◆ **The request**
The listing below is to be output in its exact form.

◆ **Provided records**
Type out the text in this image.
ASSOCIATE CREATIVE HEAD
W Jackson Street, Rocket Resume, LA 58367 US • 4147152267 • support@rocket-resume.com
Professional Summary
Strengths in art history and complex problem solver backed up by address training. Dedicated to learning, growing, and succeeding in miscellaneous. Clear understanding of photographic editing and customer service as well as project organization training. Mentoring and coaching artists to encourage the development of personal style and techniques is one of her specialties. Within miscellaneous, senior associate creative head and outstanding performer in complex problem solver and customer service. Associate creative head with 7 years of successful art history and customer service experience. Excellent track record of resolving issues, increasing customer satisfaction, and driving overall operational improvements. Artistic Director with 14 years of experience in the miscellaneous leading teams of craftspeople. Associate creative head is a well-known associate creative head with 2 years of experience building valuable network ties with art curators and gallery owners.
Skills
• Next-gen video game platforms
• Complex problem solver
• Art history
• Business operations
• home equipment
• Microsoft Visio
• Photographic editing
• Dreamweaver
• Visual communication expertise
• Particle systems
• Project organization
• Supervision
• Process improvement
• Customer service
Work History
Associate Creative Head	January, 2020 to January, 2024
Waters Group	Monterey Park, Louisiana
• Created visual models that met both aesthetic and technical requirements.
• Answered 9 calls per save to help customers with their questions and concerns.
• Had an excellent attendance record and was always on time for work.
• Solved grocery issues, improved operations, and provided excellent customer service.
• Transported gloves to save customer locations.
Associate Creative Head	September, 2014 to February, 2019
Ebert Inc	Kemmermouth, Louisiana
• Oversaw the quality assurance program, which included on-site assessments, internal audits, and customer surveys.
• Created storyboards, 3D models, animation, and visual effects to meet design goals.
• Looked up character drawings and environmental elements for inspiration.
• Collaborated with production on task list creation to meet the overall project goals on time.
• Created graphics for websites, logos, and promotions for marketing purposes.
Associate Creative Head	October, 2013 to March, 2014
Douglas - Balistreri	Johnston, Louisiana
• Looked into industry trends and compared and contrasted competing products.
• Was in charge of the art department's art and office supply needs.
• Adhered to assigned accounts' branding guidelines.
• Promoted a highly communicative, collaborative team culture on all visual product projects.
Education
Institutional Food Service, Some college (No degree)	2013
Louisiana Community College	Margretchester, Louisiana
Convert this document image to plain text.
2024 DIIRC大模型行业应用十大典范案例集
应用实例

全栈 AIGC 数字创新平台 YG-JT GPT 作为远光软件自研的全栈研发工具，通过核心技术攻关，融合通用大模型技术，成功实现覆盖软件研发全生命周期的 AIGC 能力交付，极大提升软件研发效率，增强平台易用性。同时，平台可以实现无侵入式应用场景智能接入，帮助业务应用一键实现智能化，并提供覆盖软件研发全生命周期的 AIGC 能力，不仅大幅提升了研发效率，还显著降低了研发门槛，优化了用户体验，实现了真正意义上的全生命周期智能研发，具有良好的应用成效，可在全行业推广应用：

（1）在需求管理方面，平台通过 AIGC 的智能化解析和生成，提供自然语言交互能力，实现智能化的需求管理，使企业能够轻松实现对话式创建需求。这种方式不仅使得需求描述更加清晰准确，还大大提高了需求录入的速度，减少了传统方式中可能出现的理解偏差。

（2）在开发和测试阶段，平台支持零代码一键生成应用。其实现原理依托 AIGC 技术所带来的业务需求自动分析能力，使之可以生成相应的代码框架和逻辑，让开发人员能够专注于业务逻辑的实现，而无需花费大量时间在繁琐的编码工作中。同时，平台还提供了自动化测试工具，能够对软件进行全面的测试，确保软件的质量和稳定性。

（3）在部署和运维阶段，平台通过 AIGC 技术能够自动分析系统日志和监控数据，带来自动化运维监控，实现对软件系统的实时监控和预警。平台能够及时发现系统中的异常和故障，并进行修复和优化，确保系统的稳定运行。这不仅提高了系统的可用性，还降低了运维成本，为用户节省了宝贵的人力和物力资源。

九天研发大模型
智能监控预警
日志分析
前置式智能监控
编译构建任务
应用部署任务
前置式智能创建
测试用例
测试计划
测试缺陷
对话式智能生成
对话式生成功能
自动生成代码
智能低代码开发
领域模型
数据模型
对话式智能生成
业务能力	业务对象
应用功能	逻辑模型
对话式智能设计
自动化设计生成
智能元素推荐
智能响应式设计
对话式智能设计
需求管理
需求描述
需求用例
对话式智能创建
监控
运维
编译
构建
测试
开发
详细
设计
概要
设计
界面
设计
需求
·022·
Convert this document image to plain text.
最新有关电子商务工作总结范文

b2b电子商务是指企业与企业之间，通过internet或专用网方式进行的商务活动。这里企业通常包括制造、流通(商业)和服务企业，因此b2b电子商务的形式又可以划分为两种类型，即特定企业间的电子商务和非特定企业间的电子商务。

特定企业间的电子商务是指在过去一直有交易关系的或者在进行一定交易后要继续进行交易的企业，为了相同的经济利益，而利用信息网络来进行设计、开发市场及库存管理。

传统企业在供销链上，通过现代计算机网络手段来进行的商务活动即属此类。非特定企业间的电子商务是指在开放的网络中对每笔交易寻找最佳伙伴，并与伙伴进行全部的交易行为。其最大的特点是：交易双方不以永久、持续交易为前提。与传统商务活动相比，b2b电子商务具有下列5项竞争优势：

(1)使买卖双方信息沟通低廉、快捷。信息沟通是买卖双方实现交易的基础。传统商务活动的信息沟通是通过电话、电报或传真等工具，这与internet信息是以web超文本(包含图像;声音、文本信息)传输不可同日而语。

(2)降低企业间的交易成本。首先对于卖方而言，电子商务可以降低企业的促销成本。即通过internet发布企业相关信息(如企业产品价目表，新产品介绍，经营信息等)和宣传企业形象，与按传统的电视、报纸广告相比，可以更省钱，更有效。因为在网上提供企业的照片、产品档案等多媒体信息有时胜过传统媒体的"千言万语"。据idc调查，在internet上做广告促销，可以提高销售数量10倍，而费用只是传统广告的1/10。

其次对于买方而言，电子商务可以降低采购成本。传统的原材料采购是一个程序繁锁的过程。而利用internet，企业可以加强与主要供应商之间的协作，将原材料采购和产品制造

◆ **Result below**
Type out the text in this image.
ASSOCIATE CREATIVE HEAD
W Jackson Street, Rocket Resume, LA 58367 US • 4147152267 • support@rocket-resume.com
Professional Summary
Strengths in art history and complex problem solver backed up by address training. Dedicated to learning, growing, and succeeding in miscellaneous. Clear understanding of photographic editing and customer service as well as project organization training. Mentoring and coaching artists to encourage the development of personal style and techniques is one of her specialties. Within miscellaneous, senior associate creative head and outstanding performer in complex problem solver and customer service. Associate creative head with 7 years of successful art history and customer service experience. Excellent track record of resolving issues, increasing customer satisfaction, and driving overall operational improvements. Artistic Director with 14 years of experience in the miscellaneous leading teams of craftspeople. Associate creative head is a well-known associate creative head with 2 years of experience building valuable network ties with art curators and gallery owners.
Skills
• Next-gen video game platforms
• Complex problem solver
• Art history
• Business operations
• home equipment
• Microsoft Visio
• Photographic editing
• Dreamweaver
• Visual communication expertise
• Particle systems
• Project organization
• Supervision
• Process improvement
• Customer service
Work History
Associate Creative Head	January, 2020 to January, 2024
Waters Group	Monterey Park, Louisiana
• Created visual models that met both aesthetic and technical requirements.
• Answered 9 calls per save to help customers with their questions and concerns.
• Had an excellent attendance record and was always on time for work.
• Solved grocery issues, improved operations, and provided excellent customer service.
• Transported gloves to save customer locations.
Associate Creative Head	September, 2014 to February, 2019
Ebert Inc	Kemmermouth, Louisiana
• Oversaw the quality assurance program, which included on-site assessments, internal audits, and customer surveys.
• Created storyboards, 3D models, animation, and visual effects to meet design goals.
• Looked up character drawings and environmental elements for inspiration.
• Collaborated with production on task list creation to meet the overall project goals on time.
• Created graphics for websites, logos, and promotions for marketing purposes.
Associate Creative Head	October, 2013 to March, 2014
Douglas - Balistreri	Johnston, Louisiana
• Looked into industry trends and compared and contrasted competing products.
• Was in charge of the art department's art and office supply needs.
• Adhered to assigned accounts' branding guidelines.
• Promoted a highly communicative, collaborative team culture on all visual product projects.
Education
Institutional Food Service, Some college (No degree)	2013
Louisiana Community College	Margretchester, Louisiana
Convert this document image to plain text.
2024 DIIRC大模型行业应用十大典范案例集
应用实例

全栈 AIGC 数字创新平台 YG-JT GPT 作为远光软件自研的全栈研发工具，通过核心技术攻关，融合通用大模型技术，成功实现覆盖软件研发全生命周期的 AIGC 能力交付，极大提升软件研发效率，增强平台易用性。同时，平台可以实现无侵入式应用场景智能接入，帮助业务应用一键实现智能化，并提供覆盖软件研发全生命周期的 AIGC 能力，不仅大幅提升了研发效率，还显著降低了研发门槛，优化了用户体验，实现了真正意义上的全生命周期智能研发，具有良好的应用成效，可在全行业推广应用：

（1）在需求管理方面，平台通过 AIGC 的智能化解析和生成，提供自然语言交互能力，实现智能化的需求管理，使企业能够轻松实现对话式创建需求。这种方式不仅使得需求描述更加清晰准确，还大大提高了需求录入的速度，减少了传统方式中可能出现的理解偏差。

（2）在开发和测试阶段，平台支持零代码一键生成应用。其实现原理依托 AIGC 技术所带来的业务需求自动分析能力，使之可以生成相应的代码框架和逻辑，让开发人员能够专注于业务逻辑的实现，而无需花费大量时间在繁琐的编码工作中。同时，平台还提供了自动化测试工具，能够对软件进行全面的测试，确保软件的质量和稳定性。

（3）在部署和运维阶段，平台通过 AIGC 技术能够自动分析系统日志和监控数据，带来自动化运维监控，实现对软件系统的实时监控和预警。平台能够及时发现系统中的异常和故障，并进行修复和优化，确保系统的稳定运行。这不仅提高了系统的可用性，还降低了运维成本，为用户节省了宝贵的人力和物力资源。

九天研发大模型
智能监控预警
日志分析
前置式智能监控
编译构建任务
应用部署任务
前置式智能创建
测试用例
测试计划
测试缺陷
对话式智能生成
对话式生成功能
自动生成代码
智能低代码开发
领域模型
数据模型
对话式智能生成
业务能力	业务对象
应用功能	逻辑模型
对话式智能设计
自动化设计生成
智能元素推荐
智能响应式设计
对话式智能设计
需求管理
需求描述
需求用例
对话式智能创建
监控
运维
编译
构建
测试
开发
详细
设计
概要
设计
界面
设计
需求
·022·
Convert this document image to plain text.
最新有关电子商务工作总结范文

b2b电子商务是指企业与企业之间，通过internet或专用网方式进行的商务活动。这里企业通常包括制造、流通(商业)和服务企业，因此b2b电子商务的形式又可以划分为两种类型，即特定企业间的电子商务和非特定企业间的电子商务。

特定企业间的电子商务是指在过去一直有交易关系的或者在进行一定交易后要继续进行交易的企业，为了相同的经济利益，而利用信息网络来进行设计、开发市场及库存管理。

传统企业在供销链上，通过现代计算机网络手段来进行的商务活动即属此类。非特定企业间的电子商务是指在开放的网络中对每笔交易寻找最佳伙伴，并与伙伴进行全部的交易行为。其最大的特点是：交易双方不以永久、持续交易为前提。与传统商务活动相比，b2b电子商务具有下列5项竞争优势：

(1)使买卖双方信息沟通低廉、快捷。信息沟通是买卖双方实现交易的基础。传统商务活动的信息沟通是通过电话、电报或传真等工具，这与internet信息是以web超文本(包含图像;声音、文本信息)传输不可同日而语。

(2)降低企业间的交易成本。首先对于卖方而言，电子商务可以降低企业的促销成本。即通过internet发布企业相关信息(如企业产品价目表，新产品介绍，经营信息等)和宣传企业形象，与按传统的电视、报纸广告相比，可以更省钱，更有效。因为在网上提供企业的照片、产品档案等多媒体信息有时胜过传统媒体的"千言万语"。据idc调查，在internet上做广告促销，可以提高销售数量10倍，而费用只是传统广告的1/10。

其次对于买方而言，电子商务可以降低采购成本。传统的原材料采购是一个程序繁锁的过程。而利用internet，企业可以加强与主要供应商之间的协作，将原材料采购和产品制造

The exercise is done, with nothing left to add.